**Required task**. Repeat the whole of the data, keeping every detail the same.

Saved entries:
━━━━━━━━━━━━━━━━━━━━
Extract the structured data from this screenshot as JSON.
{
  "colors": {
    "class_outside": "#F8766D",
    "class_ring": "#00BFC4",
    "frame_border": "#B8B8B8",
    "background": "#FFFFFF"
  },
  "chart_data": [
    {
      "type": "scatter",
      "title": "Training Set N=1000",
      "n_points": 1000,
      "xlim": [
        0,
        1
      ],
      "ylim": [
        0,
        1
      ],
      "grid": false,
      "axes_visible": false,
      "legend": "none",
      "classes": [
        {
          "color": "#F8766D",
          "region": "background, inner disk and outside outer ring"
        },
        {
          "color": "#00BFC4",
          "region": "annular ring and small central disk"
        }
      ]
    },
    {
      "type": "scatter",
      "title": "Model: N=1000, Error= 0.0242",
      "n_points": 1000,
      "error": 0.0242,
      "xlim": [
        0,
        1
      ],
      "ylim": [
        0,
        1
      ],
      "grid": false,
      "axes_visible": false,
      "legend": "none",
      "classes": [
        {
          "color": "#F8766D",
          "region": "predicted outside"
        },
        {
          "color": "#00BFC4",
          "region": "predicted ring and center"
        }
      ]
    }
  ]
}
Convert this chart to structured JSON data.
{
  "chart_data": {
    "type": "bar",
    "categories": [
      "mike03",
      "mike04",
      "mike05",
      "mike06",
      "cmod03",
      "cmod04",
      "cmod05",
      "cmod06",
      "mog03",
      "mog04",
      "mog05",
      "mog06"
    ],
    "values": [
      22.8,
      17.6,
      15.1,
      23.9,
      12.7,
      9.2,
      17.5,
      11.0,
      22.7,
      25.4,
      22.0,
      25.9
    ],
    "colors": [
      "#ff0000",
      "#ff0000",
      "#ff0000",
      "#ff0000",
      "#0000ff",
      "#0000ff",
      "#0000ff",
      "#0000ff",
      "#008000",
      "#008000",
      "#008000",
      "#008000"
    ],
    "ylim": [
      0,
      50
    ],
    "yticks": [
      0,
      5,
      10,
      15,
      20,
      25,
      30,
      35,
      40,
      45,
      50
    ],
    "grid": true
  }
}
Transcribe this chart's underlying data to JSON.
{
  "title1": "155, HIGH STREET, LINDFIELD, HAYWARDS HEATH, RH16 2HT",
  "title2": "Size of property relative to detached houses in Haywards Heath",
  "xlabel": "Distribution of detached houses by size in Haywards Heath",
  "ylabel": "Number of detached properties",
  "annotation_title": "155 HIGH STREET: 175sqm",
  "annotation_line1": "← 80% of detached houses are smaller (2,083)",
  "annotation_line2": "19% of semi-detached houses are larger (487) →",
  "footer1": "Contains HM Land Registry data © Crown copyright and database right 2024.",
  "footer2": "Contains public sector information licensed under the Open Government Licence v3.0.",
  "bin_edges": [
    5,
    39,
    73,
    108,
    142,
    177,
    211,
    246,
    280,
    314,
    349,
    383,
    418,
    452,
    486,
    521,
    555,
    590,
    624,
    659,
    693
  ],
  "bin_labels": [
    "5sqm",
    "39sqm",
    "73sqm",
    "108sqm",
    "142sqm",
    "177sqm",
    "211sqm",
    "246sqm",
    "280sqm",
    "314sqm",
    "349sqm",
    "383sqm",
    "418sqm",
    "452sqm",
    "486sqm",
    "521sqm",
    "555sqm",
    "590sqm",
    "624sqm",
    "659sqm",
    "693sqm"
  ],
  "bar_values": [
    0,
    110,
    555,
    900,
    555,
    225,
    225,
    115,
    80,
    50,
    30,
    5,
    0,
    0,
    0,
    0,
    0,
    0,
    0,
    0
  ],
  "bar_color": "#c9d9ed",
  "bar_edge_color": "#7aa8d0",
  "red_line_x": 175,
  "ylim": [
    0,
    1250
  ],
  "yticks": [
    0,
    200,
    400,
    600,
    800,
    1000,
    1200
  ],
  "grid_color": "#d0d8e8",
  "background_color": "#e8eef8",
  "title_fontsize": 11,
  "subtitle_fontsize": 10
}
━━━━━━━━━━━━━━━━━━━━
**Answer below**.
Extract the structured data from this screenshot as JSON.
{
  "colors": {
    "class_outside": "#F8766D",
    "class_ring": "#00BFC4",
    "frame_border": "#B8B8B8",
    "background": "#FFFFFF"
  },
  "chart_data": [
    {
      "type": "scatter",
      "title": "Training Set N=1000",
      "n_points": 1000,
      "xlim": [
        0,
        1
      ],
      "ylim": [
        0,
        1
      ],
      "grid": false,
      "axes_visible": false,
      "legend": "none",
      "classes": [
        {
          "color": "#F8766D",
          "region": "background, inner disk and outside outer ring"
        },
        {
          "color": "#00BFC4",
          "region": "annular ring and small central disk"
        }
      ]
    },
    {
      "type": "scatter",
      "title": "Model: N=1000, Error= 0.0242",
      "n_points": 1000,
      "error": 0.0242,
      "xlim": [
        0,
        1
      ],
      "ylim": [
        0,
        1
      ],
      "grid": false,
      "axes_visible": false,
      "legend": "none",
      "classes": [
        {
          "color": "#F8766D",
          "region": "predicted outside"
        },
        {
          "color": "#00BFC4",
          "region": "predicted ring and center"
        }
      ]
    }
  ]
}
Convert this chart to structured JSON data.
{
  "chart_data": {
    "type": "bar",
    "categories": [
      "mike03",
      "mike04",
      "mike05",
      "mike06",
      "cmod03",
      "cmod04",
      "cmod05",
      "cmod06",
      "mog03",
      "mog04",
      "mog05",
      "mog06"
    ],
    "values": [
      22.8,
      17.6,
      15.1,
      23.9,
      12.7,
      9.2,
      17.5,
      11.0,
      22.7,
      25.4,
      22.0,
      25.9
    ],
    "colors": [
      "#ff0000",
      "#ff0000",
      "#ff0000",
      "#ff0000",
      "#0000ff",
      "#0000ff",
      "#0000ff",
      "#0000ff",
      "#008000",
      "#008000",
      "#008000",
      "#008000"
    ],
    "ylim": [
      0,
      50
    ],
    "yticks": [
      0,
      5,
      10,
      15,
      20,
      25,
      30,
      35,
      40,
      45,
      50
    ],
    "grid": true
  }
}
Transcribe this chart's underlying data to JSON.
{
  "title1": "155, HIGH STREET, LINDFIELD, HAYWARDS HEATH, RH16 2HT",
  "title2": "Size of property relative to detached houses in Haywards Heath",
  "xlabel": "Distribution of detached houses by size in Haywards Heath",
  "ylabel": "Number of detached properties",
  "annotation_title": "155 HIGH STREET: 175sqm",
  "annotation_line1": "← 80% of detached houses are smaller (2,083)",
  "annotation_line2": "19% of semi-detached houses are larger (487) →",
  "footer1": "Contains HM Land Registry data © Crown copyright and database right 2024.",
  "footer2": "Contains public sector information licensed under the Open Government Licence v3.0.",
  "bin_edges": [
    5,
    39,
    73,
    108,
    142,
    177,
    211,
    246,
    280,
    314,
    349,
    383,
    418,
    452,
    486,
    521,
    555,
    590,
    624,
    659,
    693
  ],
  "bin_labels": [
    "5sqm",
    "39sqm",
    "73sqm",
    "108sqm",
    "142sqm",
    "177sqm",
    "211sqm",
    "246sqm",
    "280sqm",
    "314sqm",
    "349sqm",
    "383sqm",
    "418sqm",
    "452sqm",
    "486sqm",
    "521sqm",
    "555sqm",
    "590sqm",
    "624sqm",
    "659sqm",
    "693sqm"
  ],
  "bar_values": [
    0,
    110,
    555,
    900,
    555,
    225,
    225,
    115,
    80,
    50,
    30,
    5,
    0,
    0,
    0,
    0,
    0,
    0,
    0,
    0
  ],
  "bar_color": "#c9d9ed",
  "bar_edge_color": "#7aa8d0",
  "red_line_x": 175,
  "ylim": [
    0,
    1250
  ],
  "yticks": [
    0,
    200,
    400,
    600,
    800,
    1000,
    1200
  ],
  "grid_color": "#d0d8e8",
  "background_color": "#e8eef8",
  "title_fontsize": 11,
  "subtitle_fontsize": 10
}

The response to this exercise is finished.